_Work instructions:_
Work out how many lines in the entries below include the word "karton". Give nothing but the number.

[BEGIN]

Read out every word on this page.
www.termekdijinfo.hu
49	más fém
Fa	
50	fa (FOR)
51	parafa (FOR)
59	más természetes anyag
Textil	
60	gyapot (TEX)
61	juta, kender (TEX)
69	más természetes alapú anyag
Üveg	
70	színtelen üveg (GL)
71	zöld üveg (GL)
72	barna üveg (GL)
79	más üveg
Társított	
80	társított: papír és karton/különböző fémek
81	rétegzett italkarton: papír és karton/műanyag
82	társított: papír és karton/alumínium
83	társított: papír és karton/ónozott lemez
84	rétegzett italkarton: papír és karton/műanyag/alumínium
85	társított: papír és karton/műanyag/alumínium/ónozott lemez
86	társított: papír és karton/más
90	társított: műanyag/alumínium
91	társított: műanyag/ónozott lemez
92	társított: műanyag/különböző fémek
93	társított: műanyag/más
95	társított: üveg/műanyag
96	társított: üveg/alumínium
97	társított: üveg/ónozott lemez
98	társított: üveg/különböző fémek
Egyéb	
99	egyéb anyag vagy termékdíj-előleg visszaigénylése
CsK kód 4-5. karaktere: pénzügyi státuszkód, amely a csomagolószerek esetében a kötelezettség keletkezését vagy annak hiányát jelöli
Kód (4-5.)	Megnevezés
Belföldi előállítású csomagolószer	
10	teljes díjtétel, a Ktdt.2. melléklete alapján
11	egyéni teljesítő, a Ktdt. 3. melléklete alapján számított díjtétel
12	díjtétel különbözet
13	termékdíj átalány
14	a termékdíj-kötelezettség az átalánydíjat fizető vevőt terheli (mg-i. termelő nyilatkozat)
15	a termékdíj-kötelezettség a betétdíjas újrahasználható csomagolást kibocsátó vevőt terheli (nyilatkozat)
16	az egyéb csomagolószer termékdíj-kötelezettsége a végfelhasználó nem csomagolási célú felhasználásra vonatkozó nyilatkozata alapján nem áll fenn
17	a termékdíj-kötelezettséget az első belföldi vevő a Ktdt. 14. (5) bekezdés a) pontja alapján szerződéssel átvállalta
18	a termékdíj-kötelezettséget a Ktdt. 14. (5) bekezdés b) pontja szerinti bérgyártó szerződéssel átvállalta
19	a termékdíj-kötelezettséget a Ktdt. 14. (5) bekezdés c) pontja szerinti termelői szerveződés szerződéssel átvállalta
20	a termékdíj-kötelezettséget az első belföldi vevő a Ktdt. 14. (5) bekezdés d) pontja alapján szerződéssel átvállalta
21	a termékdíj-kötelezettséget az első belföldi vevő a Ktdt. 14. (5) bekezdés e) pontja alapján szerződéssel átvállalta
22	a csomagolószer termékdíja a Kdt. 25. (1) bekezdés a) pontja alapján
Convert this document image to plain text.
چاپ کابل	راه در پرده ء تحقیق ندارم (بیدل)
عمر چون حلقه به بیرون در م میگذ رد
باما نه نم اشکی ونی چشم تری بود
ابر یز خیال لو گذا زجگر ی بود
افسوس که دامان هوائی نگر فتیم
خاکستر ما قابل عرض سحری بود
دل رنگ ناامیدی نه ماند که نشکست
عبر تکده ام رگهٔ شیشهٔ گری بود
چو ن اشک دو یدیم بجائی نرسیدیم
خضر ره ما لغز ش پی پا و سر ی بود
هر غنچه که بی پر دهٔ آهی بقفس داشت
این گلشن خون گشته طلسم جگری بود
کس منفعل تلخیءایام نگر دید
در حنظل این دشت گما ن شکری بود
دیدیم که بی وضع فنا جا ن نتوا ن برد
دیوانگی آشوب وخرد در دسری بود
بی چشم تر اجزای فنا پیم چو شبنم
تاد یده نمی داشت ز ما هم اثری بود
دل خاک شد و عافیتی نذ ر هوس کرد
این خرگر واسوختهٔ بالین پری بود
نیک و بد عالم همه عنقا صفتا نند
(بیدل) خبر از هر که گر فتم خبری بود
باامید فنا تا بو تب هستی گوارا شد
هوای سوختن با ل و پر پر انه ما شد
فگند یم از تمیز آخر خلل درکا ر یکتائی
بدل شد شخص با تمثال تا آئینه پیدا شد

[END]

_Solved exercise:_
7